TASK REQUIREMENTS =>
Every record must be repeated exactly; omit any pictures they contain.

SOURCE MATERIAL =>
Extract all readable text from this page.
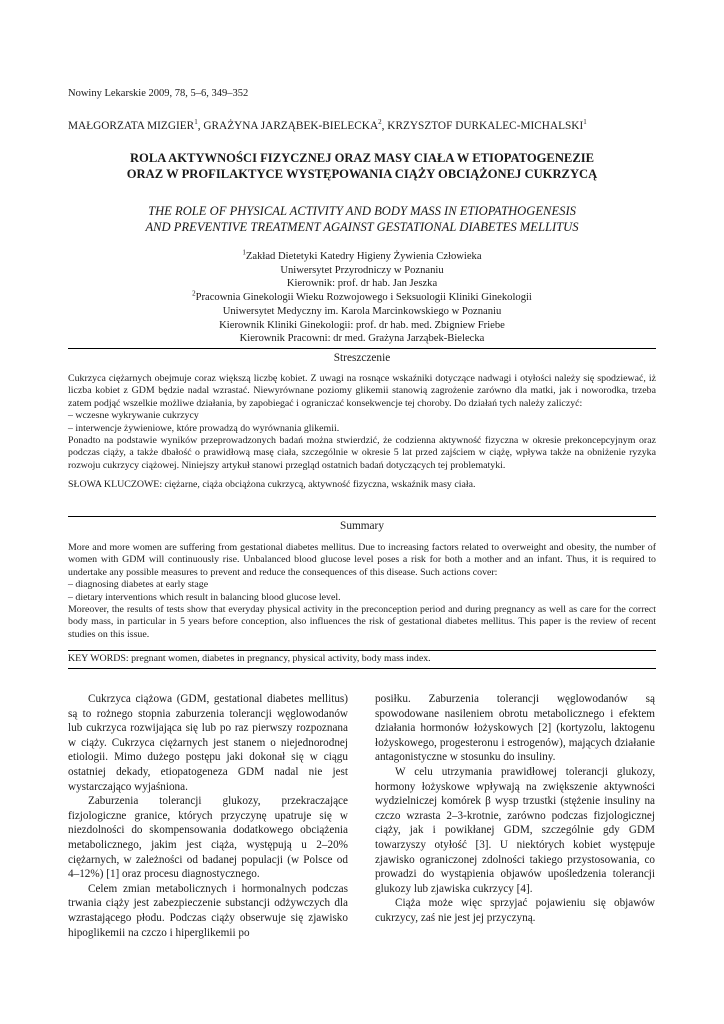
Nowiny Lekarskie 2009, 78, 5–6, 349–352
MAŁGORZATA MIZGIER$^1$, GRAŻYNA JARZĄBEK-BIELECKA$^2$, KRZYSZTOF DURKALEC-MICHALSKI$^1$
ROLA AKTYWNOŚCI FIZYCZNEJ ORAZ MASY CIAŁA W ETIOPATOGENEZIE
ORAZ W PROFILAKTYCE WYSTĘPOWANIA CIĄŻY OBCIĄŻONEJ CUKRZYCĄ
THE ROLE OF PHYSICAL ACTIVITY AND BODY MASS IN ETIOPATHOGENESIS
AND PREVENTIVE TREATMENT AGAINST GESTATIONAL DIABETES MELLITUS
$^1$Zakład Dietetyki Katedry Higieny Żywienia Człowieka
Uniwersytet Przyrodniczy w Poznaniu
Kierownik: prof. dr hab. Jan Jeszka
$^2$Pracownia Ginekologii Wieku Rozwojowego i Seksuologii Kliniki Ginekologii
Uniwersytet Medyczny im. Karola Marcinkowskiego w Poznaniu
Kierownik Kliniki Ginekologii: prof. dr hab. med. Zbigniew Friebe
Kierownik Pracowni: dr med. Grażyna Jarząbek-Bielecka
Streszczenie

Cukrzyca ciężarnych obejmuje coraz większą liczbę kobiet. Z uwagi na rosnące wskaźniki dotyczące nadwagi i otyłości należy się spodziewać, iż liczba kobiet z GDM będzie nadal wzrastać. Niewyrównane poziomy glikemii stanowią zagrożenie zarówno dla matki, jak i noworodka, trzeba zatem podjąć wszelkie możliwe działania, by zapobiegać i ograniczać konsekwencje tej choroby. Do działań tych należy zaliczyć:

– wczesne wykrywanie cukrzycy

– interwencje żywieniowe, które prowadzą do wyrównania glikemii.

Ponadto na podstawie wyników przeprowadzonych badań można stwierdzić, że codzienna aktywność fizyczna w okresie prekoncepcyjnym oraz podczas ciąży, a także dbałość o prawidłową masę ciała, szczególnie w okresie 5 lat przed zajściem w ciążę, wpływa także na obniżenie ryzyka rozwoju cukrzycy ciążowej. Niniejszy artykuł stanowi przegląd ostatnich badań dotyczących tej problematyki.

SŁOWA KLUCZOWE: ciężarne, ciąża obciążona cukrzycą, aktywność fizyczna, wskaźnik masy ciała.

Summary

More and more women are suffering from gestational diabetes mellitus. Due to increasing factors related to overweight and obesity, the number of women with GDM will continuously rise. Unbalanced blood glucose level poses a risk for both a mother and an infant. Thus, it is required to undertake any possible measures to prevent and reduce the consequences of this disease. Such actions cover:

– diagnosing diabetes at early stage

– dietary interventions which result in balancing blood glucose level.

Moreover, the results of tests show that everyday physical activity in the preconception period and during pregnancy as well as care for the correct body mass, in particular in 5 years before conception, also influences the risk of gestational diabetes mellitus. This paper is the review of recent studies on this issue.

KEY WORDS: pregnant women, diabetes in pregnancy, physical activity, body mass index.

Cukrzyca ciążowa (GDM, gestational diabetes mellitus) są to rożnego stopnia zaburzenia tolerancji węglowodanów lub cukrzyca rozwijająca się lub po raz pierwszy rozpoznana w ciąży. Cukrzyca ciężarnych jest stanem o niejednorodnej etiologii. Mimo dużego postępu jaki dokonał się w ciągu ostatniej dekady, etiopatogeneza GDM nadal nie jest wystarczająco wyjaśniona.

Zaburzenia tolerancji glukozy, przekraczające fizjologiczne granice, których przyczynę upatruje się w niezdolności do skompensowania dodatkowego obciążenia metabolicznego, jakim jest ciąża, występują u 2–20% ciężarnych, w zależności od badanej populacji (w Polsce od 4–12%) [1] oraz procesu diagnostycznego.

Celem zmian metabolicznych i hormonalnych podczas trwania ciąży jest zabezpieczenie substancji odżywczych dla wzrastającego płodu. Podczas ciąży obserwuje się zjawisko hipoglikemii na czczo i hiperglikemii po

posiłku. Zaburzenia tolerancji węglowodanów są spowodowane nasileniem obrotu metabolicznego i efektem działania hormonów łożyskowych [2] (kortyzolu, laktogenu łożyskowego, progesteronu i estrogenów), mających działanie antagonistyczne w stosunku do insuliny.

W celu utrzymania prawidłowej tolerancji glukozy, hormony łożyskowe wpływają na zwiększenie aktywności wydzielniczej komórek β wysp trzustki (stężenie insuliny na czczo wzrasta 2–3-krotnie, zarówno podczas fizjologicznej ciąży, jak i powikłanej GDM, szczególnie gdy GDM towarzyszy otyłość [3]. U niektórych kobiet występuje zjawisko ograniczonej zdolności takiego przystosowania, co prowadzi do wystąpienia objawów upośledzenia tolerancji glukozy lub zjawiska cukrzycy [4].

Ciąża może więc sprzyjać pojawieniu się objawów cukrzycy, zaś nie jest jej przyczyną.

ANSWER BOX =>
Extract all readable text from this page.
Nowiny Lekarskie 2009, 78, 5–6, 349–352
MAŁGORZATA MIZGIER$^1$, GRAŻYNA JARZĄBEK-BIELECKA$^2$, KRZYSZTOF DURKALEC-MICHALSKI$^1$
ROLA AKTYWNOŚCI FIZYCZNEJ ORAZ MASY CIAŁA W ETIOPATOGENEZIE
ORAZ W PROFILAKTYCE WYSTĘPOWANIA CIĄŻY OBCIĄŻONEJ CUKRZYCĄ
THE ROLE OF PHYSICAL ACTIVITY AND BODY MASS IN ETIOPATHOGENESIS
AND PREVENTIVE TREATMENT AGAINST GESTATIONAL DIABETES MELLITUS
$^1$Zakład Dietetyki Katedry Higieny Żywienia Człowieka
Uniwersytet Przyrodniczy w Poznaniu
Kierownik: prof. dr hab. Jan Jeszka
$^2$Pracownia Ginekologii Wieku Rozwojowego i Seksuologii Kliniki Ginekologii
Uniwersytet Medyczny im. Karola Marcinkowskiego w Poznaniu
Kierownik Kliniki Ginekologii: prof. dr hab. med. Zbigniew Friebe
Kierownik Pracowni: dr med. Grażyna Jarząbek-Bielecka
Streszczenie

Cukrzyca ciężarnych obejmuje coraz większą liczbę kobiet. Z uwagi na rosnące wskaźniki dotyczące nadwagi i otyłości należy się spodziewać, iż liczba kobiet z GDM będzie nadal wzrastać. Niewyrównane poziomy glikemii stanowią zagrożenie zarówno dla matki, jak i noworodka, trzeba zatem podjąć wszelkie możliwe działania, by zapobiegać i ograniczać konsekwencje tej choroby. Do działań tych należy zaliczyć:

– wczesne wykrywanie cukrzycy

– interwencje żywieniowe, które prowadzą do wyrównania glikemii.

Ponadto na podstawie wyników przeprowadzonych badań można stwierdzić, że codzienna aktywność fizyczna w okresie prekoncepcyjnym oraz podczas ciąży, a także dbałość o prawidłową masę ciała, szczególnie w okresie 5 lat przed zajściem w ciążę, wpływa także na obniżenie ryzyka rozwoju cukrzycy ciążowej. Niniejszy artykuł stanowi przegląd ostatnich badań dotyczących tej problematyki.

SŁOWA KLUCZOWE: ciężarne, ciąża obciążona cukrzycą, aktywność fizyczna, wskaźnik masy ciała.

Summary

More and more women are suffering from gestational diabetes mellitus. Due to increasing factors related to overweight and obesity, the number of women with GDM will continuously rise. Unbalanced blood glucose level poses a risk for both a mother and an infant. Thus, it is required to undertake any possible measures to prevent and reduce the consequences of this disease. Such actions cover:

– diagnosing diabetes at early stage

– dietary interventions which result in balancing blood glucose level.

Moreover, the results of tests show that everyday physical activity in the preconception period and during pregnancy as well as care for the correct body mass, in particular in 5 years before conception, also influences the risk of gestational diabetes mellitus. This paper is the review of recent studies on this issue.

KEY WORDS: pregnant women, diabetes in pregnancy, physical activity, body mass index.

Cukrzyca ciążowa (GDM, gestational diabetes mellitus) są to rożnego stopnia zaburzenia tolerancji węglowodanów lub cukrzyca rozwijająca się lub po raz pierwszy rozpoznana w ciąży. Cukrzyca ciężarnych jest stanem o niejednorodnej etiologii. Mimo dużego postępu jaki dokonał się w ciągu ostatniej dekady, etiopatogeneza GDM nadal nie jest wystarczająco wyjaśniona.

Zaburzenia tolerancji glukozy, przekraczające fizjologiczne granice, których przyczynę upatruje się w niezdolności do skompensowania dodatkowego obciążenia metabolicznego, jakim jest ciąża, występują u 2–20% ciężarnych, w zależności od badanej populacji (w Polsce od 4–12%) [1] oraz procesu diagnostycznego.

Celem zmian metabolicznych i hormonalnych podczas trwania ciąży jest zabezpieczenie substancji odżywczych dla wzrastającego płodu. Podczas ciąży obserwuje się zjawisko hipoglikemii na czczo i hiperglikemii po

posiłku. Zaburzenia tolerancji węglowodanów są spowodowane nasileniem obrotu metabolicznego i efektem działania hormonów łożyskowych [2] (kortyzolu, laktogenu łożyskowego, progesteronu i estrogenów), mających działanie antagonistyczne w stosunku do insuliny.

W celu utrzymania prawidłowej tolerancji glukozy, hormony łożyskowe wpływają na zwiększenie aktywności wydzielniczej komórek β wysp trzustki (stężenie insuliny na czczo wzrasta 2–3-krotnie, zarówno podczas fizjologicznej ciąży, jak i powikłanej GDM, szczególnie gdy GDM towarzyszy otyłość [3]. U niektórych kobiet występuje zjawisko ograniczonej zdolności takiego przystosowania, co prowadzi do wystąpienia objawów upośledzenia tolerancji glukozy lub zjawiska cukrzycy [4].

Ciąża może więc sprzyjać pojawieniu się objawów cukrzycy, zaś nie jest jej przyczyną.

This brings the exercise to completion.